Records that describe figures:
________________________________________
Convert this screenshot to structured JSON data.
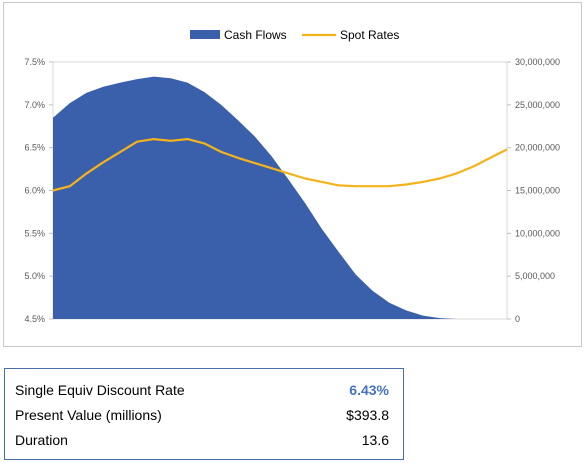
{
  "chart_data": {
    "type": "area+line",
    "legend": [
      "Cash Flows",
      "Spot Rates"
    ],
    "legend_position": "top-center",
    "colors": {
      "cash_flows": "#3a5fab",
      "spot_rates": "#f5b31b"
    },
    "left_axis": {
      "min": 4.5,
      "max": 7.5,
      "ticks": [
        "4.5%",
        "5.0%",
        "5.5%",
        "6.0%",
        "6.5%",
        "7.0%",
        "7.5%"
      ]
    },
    "right_axis": {
      "min": 0,
      "max": 30000000,
      "ticks": [
        "0",
        "5,000,000",
        "10,000,000",
        "15,000,000",
        "20,000,000",
        "25,000,000",
        "30,000,000"
      ]
    },
    "x_points": 28,
    "series": [
      {
        "name": "Cash Flows",
        "axis": "right",
        "values": [
          23500000,
          25200000,
          26400000,
          27100000,
          27600000,
          28000000,
          28300000,
          28100000,
          27600000,
          26500000,
          25000000,
          23200000,
          21300000,
          19000000,
          16300000,
          13500000,
          10500000,
          7800000,
          5200000,
          3300000,
          1900000,
          1000000,
          400000,
          100000,
          0,
          0,
          0,
          0
        ]
      },
      {
        "name": "Spot Rates",
        "axis": "left",
        "values": [
          6.0,
          6.05,
          6.2,
          6.33,
          6.45,
          6.57,
          6.6,
          6.58,
          6.6,
          6.55,
          6.45,
          6.38,
          6.32,
          6.26,
          6.2,
          6.14,
          6.1,
          6.06,
          6.05,
          6.05,
          6.05,
          6.07,
          6.1,
          6.14,
          6.2,
          6.28,
          6.38,
          6.48
        ]
      }
    ]
  },
  "summary": {
    "rows": [
      {
        "label": "Single Equiv Discount Rate",
        "value": "6.43%"
      },
      {
        "label": "Present Value (millions)",
        "value": "$393.8"
      },
      {
        "label": "Duration",
        "value": "13.6"
      }
    ]
  }
}
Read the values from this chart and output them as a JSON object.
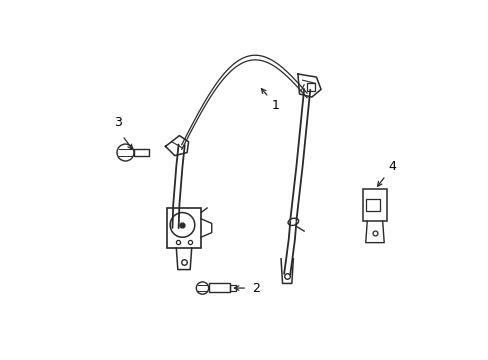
{
  "background_color": "#ffffff",
  "line_color": "#2a2a2a",
  "label_color": "#000000",
  "figsize": [
    4.89,
    3.6
  ],
  "dpi": 100
}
________________________________________
Do not include pictures. Copy only the lines running from the line with "Read the values" through the last line of the records, exactly as they appear.

[TASK RESULT]
Read the values from this chart and output them as a JSON object.
{
  "background_color": "#ffffff",
  "line_color": "#2a2a2a",
  "label_color": "#000000",
  "figsize": [
    4.89,
    3.6
  ],
  "dpi": 100
}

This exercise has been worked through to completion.